» **Task to complete**:
Reproduce every entry exactly and leave its pictures out.

[Recorded data]
▬▬▬
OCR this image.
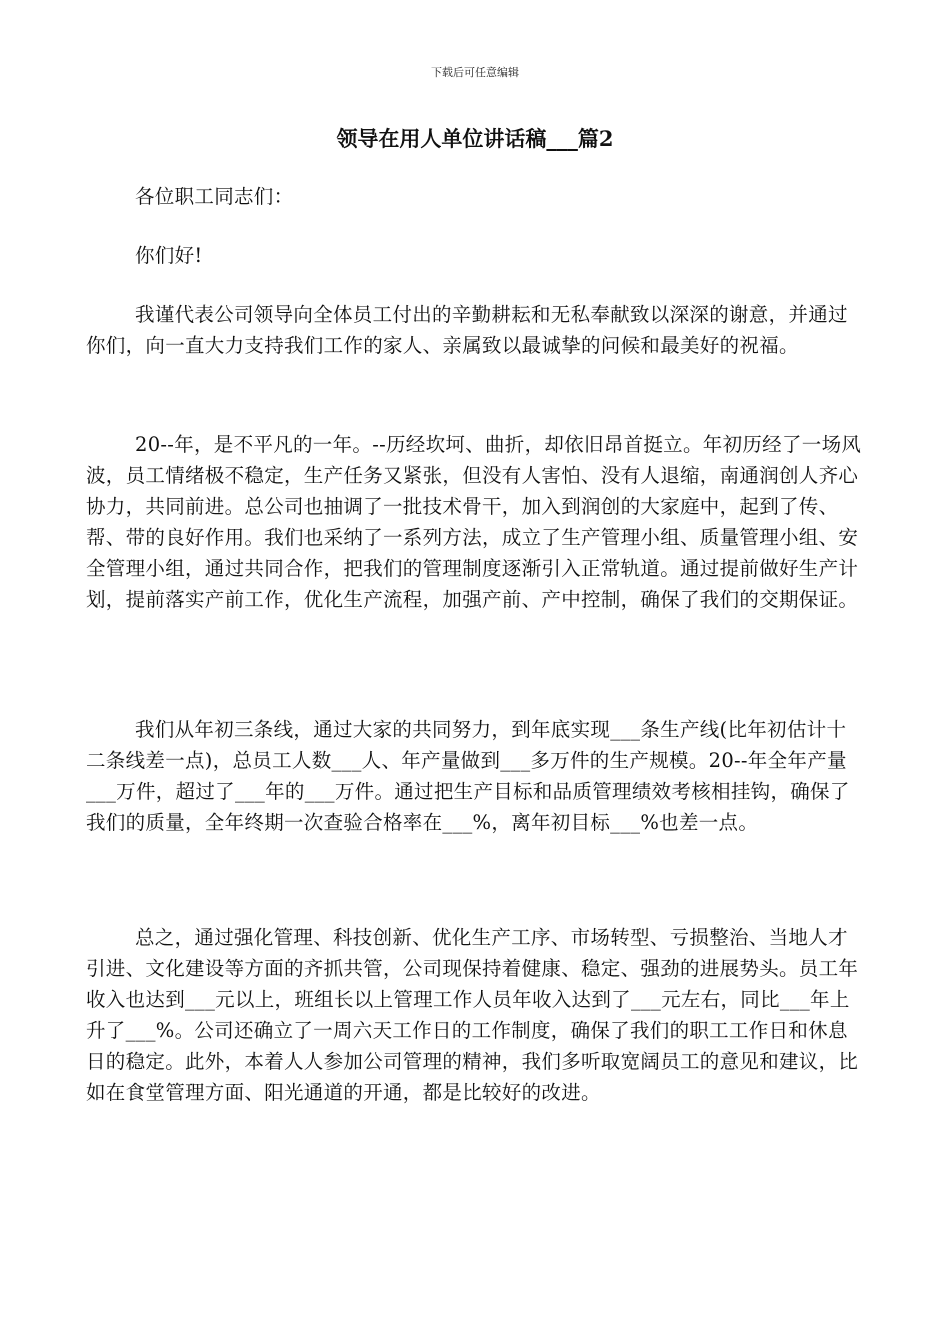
下载后可任意编辑
领导在用人单位讲话稿___篇2

各位职工同志们：

你们好!

我谨代表公司领导向全体员工付出的辛勤耕耘和无私奉献致以深深的谢意，并通过你们，向一直大力支持我们工作的家人、亲属致以最诚挚的问候和最美好的祝福。

20--年，是不平凡的一年。--历经坎坷、曲折，却依旧昂首挺立。年初历经了一场风波，员工情绪极不稳定，生产任务又紧张，但没有人害怕、没有人退缩，南通润创人齐心协力，共同前进。总公司也抽调了一批技术骨干，加入到润创的大家庭中，起到了传、帮、带的良好作用。我们也采纳了一系列方法，成立了生产管理小组、质量管理小组、安全管理小组，通过共同合作，把我们的管理制度逐渐引入正常轨道。通过提前做好生产计划，提前落实产前工作，优化生产流程，加强产前、产中控制，确保了我们的交期保证。

我们从年初三条线，通过大家的共同努力，到年底实现___条生产线(比年初估计十二条线差一点)，总员工人数___人、年产量做到___多万件的生产规模。20--年全年产量___万件，超过了___年的___万件。通过把生产目标和品质管理绩效考核相挂钩，确保了我们的质量，全年终期一次查验合格率在___%，离年初目标___%也差一点。

总之，通过强化管理、科技创新、优化生产工序、市场转型、亏损整治、当地人才引进、文化建设等方面的齐抓共管，公司现保持着健康、稳定、强劲的进展势头。员工年收入也达到___元以上，班组长以上管理工作人员年收入达到了___元左右，同比___年上升了___%。公司还确立了一周六天工作日的工作制度，确保了我们的职工工作日和休息日的稳定。此外，本着人人参加公司管理的精神，我们多听取宽阔员工的意见和建议，比如在食堂管理方面、阳光通道的开通，都是比较好的改进。
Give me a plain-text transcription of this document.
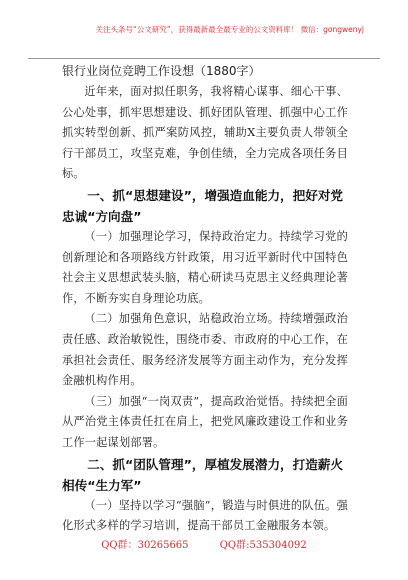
关注头条号“公文研究”，获得最新最全最专业的公文资料库！ 微信：gongwenyj
银行业岗位竞聘工作设想（1880字）

近年来，面对拟任职务，我将精心谋事、细心干事、公心处事，抓牢思想建设、抓好团队管理、抓强中心工作抓实转型创新、抓严案防风控，辅助X主要负责人带领全行干部员工，攻坚克难，争创佳绩，全力完成各项任务目标。

一、抓“思想建设”，增强造血能力，把好对党忠诚“方向盘”

（一）加强理论学习，保持政治定力。持续学习党的创新理论和各项路线方针政策，用习近平新时代中国特色社会主义思想武装头脑，精心研读马克思主义经典理论著作，不断夯实自身理论功底。

（二）加强角色意识，站稳政治立场。持续增强政治责任感、政治敏锐性，围绕市委、市政府的中心工作，在承担社会责任、服务经济发展等方面主动作为，充分发挥金融机构作用。

（三）加强“一岗双责”，提高政治觉悟。持续把全面从严治党主体责任扛在肩上，把党风廉政建设工作和业务工作一起谋划部署。

二、抓“团队管理”，厚植发展潜力，打造薪火相传“生力军”

（一）坚持以学习“强脑”，锻造与时俱进的队伍。强化形式多样的学习培训，提高干部员工金融服务本领。

QQ群：30265665	QQ群:535304092
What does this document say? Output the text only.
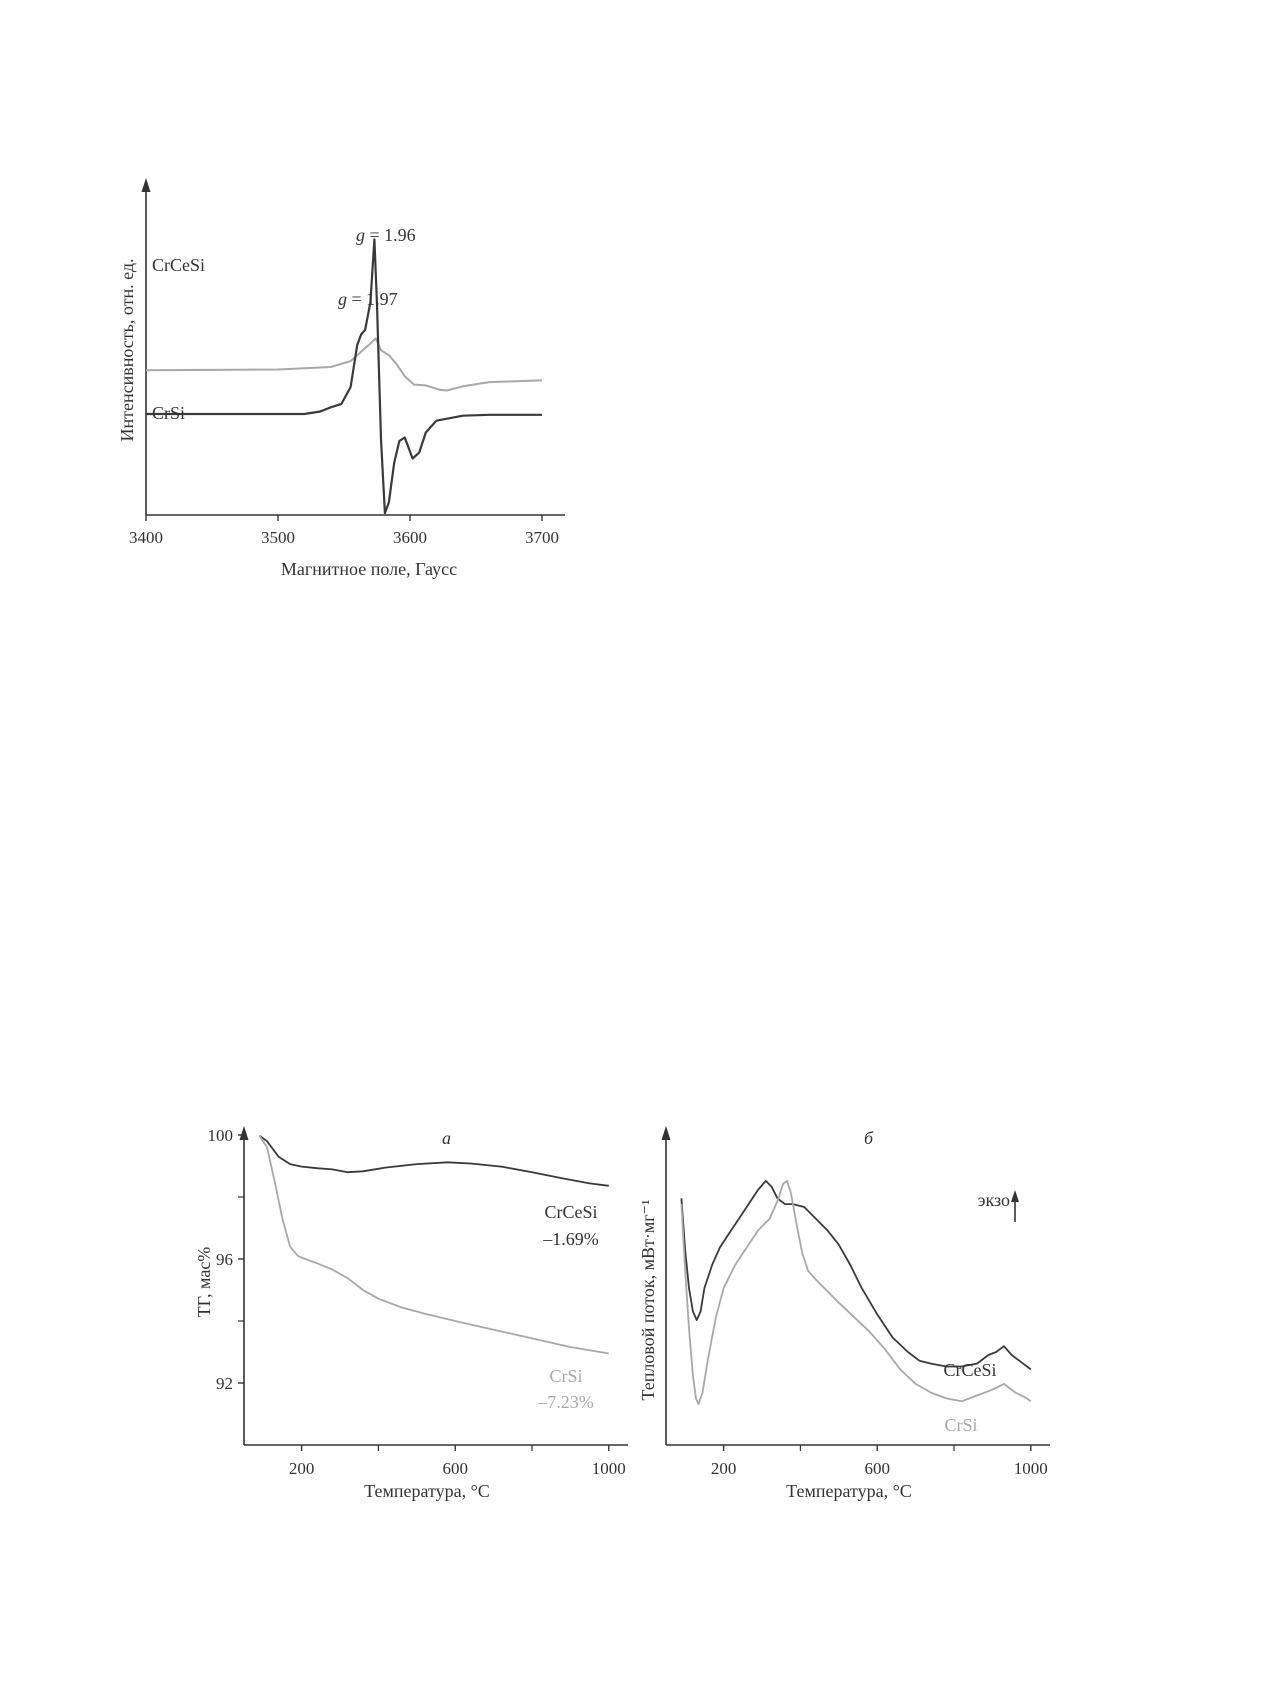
3400	3500	3600	3700
CrCeSi
CrSi
g = 1.96
g = 1.97
Магнитное поле, Гаусс
Интенсивность, отн. ед.
200	600	1000
92
96
100	а
CrCeSi
–1.69%
CrSi
–7.23%
Температура, °С
ТГ, мас%
200	600	1000
б
экзо
CrCeSi
CrSi
Температура, °С
Тепловой поток, мВт·мг⁻¹
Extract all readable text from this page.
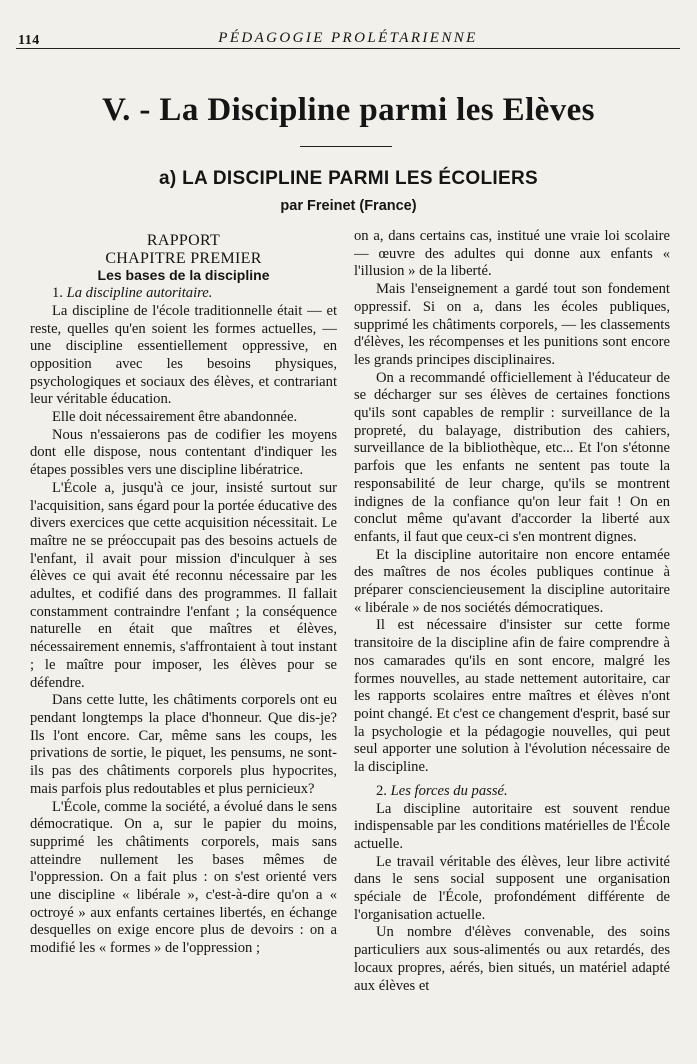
114	PÉDAGOGIE PROLÉTARIENNE
V. - La Discipline parmi les Elèves
a) LA DISCIPLINE PARMI LES ÉCOLIERS
par Freinet (France)

RAPPORT

CHAPITRE PREMIER

Les bases de la discipline

1. La discipline autoritaire.

La discipline de l'école traditionnelle était — et reste, quelles qu'en soient les formes actuelles, — une discipline essentiellement oppressive, en opposition avec les besoins physiques, psychologiques et sociaux des élèves, et contrariant leur véritable éducation.

Elle doit nécessairement être abandonnée.

Nous n'essaierons pas de codifier les moyens dont elle dispose, nous contentant d'indiquer les étapes possibles vers une discipline libératrice.

L'École a, jusqu'à ce jour, insisté surtout sur l'acquisition, sans égard pour la portée éducative des divers exercices que cette acquisition nécessitait. Le maître ne se préoccupait pas des besoins actuels de l'enfant, il avait pour mission d'inculquer à ses élèves ce qui avait été reconnu nécessaire par les adultes, et codifié dans des programmes. Il fallait constamment contraindre l'enfant ; la conséquence naturelle en était que maîtres et élèves, nécessairement ennemis, s'affrontaient à tout instant ; le maître pour imposer, les élèves pour se défendre.

Dans cette lutte, les châtiments corporels ont eu pendant longtemps la place d'honneur. Que dis-je? Ils l'ont encore. Car, même sans les coups, les privations de sortie, le piquet, les pensums, ne sont-ils pas des châtiments corporels plus hypocrites, mais parfois plus redoutables et plus pernicieux?

L'École, comme la société, a évolué dans le sens démocratique. On a, sur le papier du moins, supprimé les châtiments corporels, mais sans atteindre nullement les bases mêmes de l'oppression. On a fait plus : on s'est orienté vers une discipline « libérale », c'est-à-dire qu'on a « octroyé » aux enfants certaines libertés, en échange desquelles on exige encore plus de devoirs : on a modifié les « formes » de l'oppression ;

on a, dans certains cas, institué une vraie loi scolaire — œuvre des adultes qui donne aux enfants « l'illusion » de la liberté.

Mais l'enseignement a gardé tout son fondement oppressif. Si on a, dans les écoles publiques, supprimé les châtiments corporels, — les classements d'élèves, les récompenses et les punitions sont encore les grands principes disciplinaires.

On a recommandé officiellement à l'éducateur de se décharger sur ses élèves de certaines fonctions qu'ils sont capables de remplir : surveillance de la propreté, du balayage, distribution des cahiers, surveillance de la bibliothèque, etc... Et l'on s'étonne parfois que les enfants ne sentent pas toute la responsabilité de leur charge, qu'ils se montrent indignes de la confiance qu'on leur fait ! On en conclut même qu'avant d'accorder la liberté aux enfants, il faut que ceux-ci s'en montrent dignes.

Et la discipline autoritaire non encore entamée des maîtres de nos écoles publiques continue à préparer consciencieusement la discipline autoritaire « libérale » de nos sociétés démocratiques.

Il est nécessaire d'insister sur cette forme transitoire de la discipline afin de faire comprendre à nos camarades qu'ils en sont encore, malgré les formes nouvelles, au stade nettement autoritaire, car les rapports scolaires entre maîtres et élèves n'ont point changé. Et c'est ce changement d'esprit, basé sur la psychologie et la pédagogie nouvelles, qui peut seul apporter une solution à l'évolution nécessaire de la discipline.

2. Les forces du passé.

La discipline autoritaire est souvent rendue indispensable par les conditions matérielles de l'École actuelle.

Le travail véritable des élèves, leur libre activité dans le sens social supposent une organisation spéciale de l'École, profondément différente de l'organisation actuelle.

Un nombre d'élèves convenable, des soins particuliers aux sous-alimentés ou aux retardés, des locaux propres, aérés, bien situés, un matériel adapté aux élèves et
▬▬▬
» **Exercise answer**:
OCR this image.
下载后可任意编辑
领导在用人单位讲话稿___篇2

各位职工同志们：

你们好!

我谨代表公司领导向全体员工付出的辛勤耕耘和无私奉献致以深深的谢意，并通过你们，向一直大力支持我们工作的家人、亲属致以最诚挚的问候和最美好的祝福。

20--年，是不平凡的一年。--历经坎坷、曲折，却依旧昂首挺立。年初历经了一场风波，员工情绪极不稳定，生产任务又紧张，但没有人害怕、没有人退缩，南通润创人齐心协力，共同前进。总公司也抽调了一批技术骨干，加入到润创的大家庭中，起到了传、帮、带的良好作用。我们也采纳了一系列方法，成立了生产管理小组、质量管理小组、安全管理小组，通过共同合作，把我们的管理制度逐渐引入正常轨道。通过提前做好生产计划，提前落实产前工作，优化生产流程，加强产前、产中控制，确保了我们的交期保证。

我们从年初三条线，通过大家的共同努力，到年底实现___条生产线(比年初估计十二条线差一点)，总员工人数___人、年产量做到___多万件的生产规模。20--年全年产量___万件，超过了___年的___万件。通过把生产目标和品质管理绩效考核相挂钩，确保了我们的质量，全年终期一次查验合格率在___%，离年初目标___%也差一点。

总之，通过强化管理、科技创新、优化生产工序、市场转型、亏损整治、当地人才引进、文化建设等方面的齐抓共管，公司现保持着健康、稳定、强劲的进展势头。员工年收入也达到___元以上，班组长以上管理工作人员年收入达到了___元左右，同比___年上升了___%。公司还确立了一周六天工作日的工作制度，确保了我们的职工工作日和休息日的稳定。此外，本着人人参加公司管理的精神，我们多听取宽阔员工的意见和建议，比如在食堂管理方面、阳光通道的开通，都是比较好的改进。
Give me a plain-text transcription of this document.
关注头条号“公文研究”，获得最新最全最专业的公文资料库！ 微信：gongwenyj
银行业岗位竞聘工作设想（1880字）

近年来，面对拟任职务，我将精心谋事、细心干事、公心处事，抓牢思想建设、抓好团队管理、抓强中心工作抓实转型创新、抓严案防风控，辅助X主要负责人带领全行干部员工，攻坚克难，争创佳绩，全力完成各项任务目标。

一、抓“思想建设”，增强造血能力，把好对党忠诚“方向盘”

（一）加强理论学习，保持政治定力。持续学习党的创新理论和各项路线方针政策，用习近平新时代中国特色社会主义思想武装头脑，精心研读马克思主义经典理论著作，不断夯实自身理论功底。

（二）加强角色意识，站稳政治立场。持续增强政治责任感、政治敏锐性，围绕市委、市政府的中心工作，在承担社会责任、服务经济发展等方面主动作为，充分发挥金融机构作用。

（三）加强“一岗双责”，提高政治觉悟。持续把全面从严治党主体责任扛在肩上，把党风廉政建设工作和业务工作一起谋划部署。

二、抓“团队管理”，厚植发展潜力，打造薪火相传“生力军”

（一）坚持以学习“强脑”，锻造与时俱进的队伍。强化形式多样的学习培训，提高干部员工金融服务本领。

QQ群：30265665	QQ群:535304092
What does this document say? Output the text only.
3400	3500	3600	3700
CrCeSi
CrSi
g = 1.96
g = 1.97
Магнитное поле, Гаусс
Интенсивность, отн. ед.
200	600	1000
92
96
100	а
CrCeSi
–1.69%
CrSi
–7.23%
Температура, °С
ТГ, мас%
200	600	1000
б
экзо
CrCeSi
CrSi
Температура, °С
Тепловой поток, мВт·мг⁻¹
Extract all readable text from this page.
114	PÉDAGOGIE PROLÉTARIENNE
V. - La Discipline parmi les Elèves
a) LA DISCIPLINE PARMI LES ÉCOLIERS
par Freinet (France)

RAPPORT

CHAPITRE PREMIER

Les bases de la discipline

1. La discipline autoritaire.

La discipline de l'école traditionnelle était — et reste, quelles qu'en soient les formes actuelles, — une discipline essentiellement oppressive, en opposition avec les besoins physiques, psychologiques et sociaux des élèves, et contrariant leur véritable éducation.

Elle doit nécessairement être abandonnée.

Nous n'essaierons pas de codifier les moyens dont elle dispose, nous contentant d'indiquer les étapes possibles vers une discipline libératrice.

L'École a, jusqu'à ce jour, insisté surtout sur l'acquisition, sans égard pour la portée éducative des divers exercices que cette acquisition nécessitait. Le maître ne se préoccupait pas des besoins actuels de l'enfant, il avait pour mission d'inculquer à ses élèves ce qui avait été reconnu nécessaire par les adultes, et codifié dans des programmes. Il fallait constamment contraindre l'enfant ; la conséquence naturelle en était que maîtres et élèves, nécessairement ennemis, s'affrontaient à tout instant ; le maître pour imposer, les élèves pour se défendre.

Dans cette lutte, les châtiments corporels ont eu pendant longtemps la place d'honneur. Que dis-je? Ils l'ont encore. Car, même sans les coups, les privations de sortie, le piquet, les pensums, ne sont-ils pas des châtiments corporels plus hypocrites, mais parfois plus redoutables et plus pernicieux?

L'École, comme la société, a évolué dans le sens démocratique. On a, sur le papier du moins, supprimé les châtiments corporels, mais sans atteindre nullement les bases mêmes de l'oppression. On a fait plus : on s'est orienté vers une discipline « libérale », c'est-à-dire qu'on a « octroyé » aux enfants certaines libertés, en échange desquelles on exige encore plus de devoirs : on a modifié les « formes » de l'oppression ;

on a, dans certains cas, institué une vraie loi scolaire — œuvre des adultes qui donne aux enfants « l'illusion » de la liberté.

Mais l'enseignement a gardé tout son fondement oppressif. Si on a, dans les écoles publiques, supprimé les châtiments corporels, — les classements d'élèves, les récompenses et les punitions sont encore les grands principes disciplinaires.

On a recommandé officiellement à l'éducateur de se décharger sur ses élèves de certaines fonctions qu'ils sont capables de remplir : surveillance de la propreté, du balayage, distribution des cahiers, surveillance de la bibliothèque, etc... Et l'on s'étonne parfois que les enfants ne sentent pas toute la responsabilité de leur charge, qu'ils se montrent indignes de la confiance qu'on leur fait ! On en conclut même qu'avant d'accorder la liberté aux enfants, il faut que ceux-ci s'en montrent dignes.

Et la discipline autoritaire non encore entamée des maîtres de nos écoles publiques continue à préparer consciencieusement la discipline autoritaire « libérale » de nos sociétés démocratiques.

Il est nécessaire d'insister sur cette forme transitoire de la discipline afin de faire comprendre à nos camarades qu'ils en sont encore, malgré les formes nouvelles, au stade nettement autoritaire, car les rapports scolaires entre maîtres et élèves n'ont point changé. Et c'est ce changement d'esprit, basé sur la psychologie et la pédagogie nouvelles, qui peut seul apporter une solution à l'évolution nécessaire de la discipline.

2. Les forces du passé.

La discipline autoritaire est souvent rendue indispensable par les conditions matérielles de l'École actuelle.

Le travail véritable des élèves, leur libre activité dans le sens social supposent une organisation spéciale de l'École, profondément différente de l'organisation actuelle.

Un nombre d'élèves convenable, des soins particuliers aux sous-alimentés ou aux retardés, des locaux propres, aérés, bien situés, un matériel adapté aux élèves et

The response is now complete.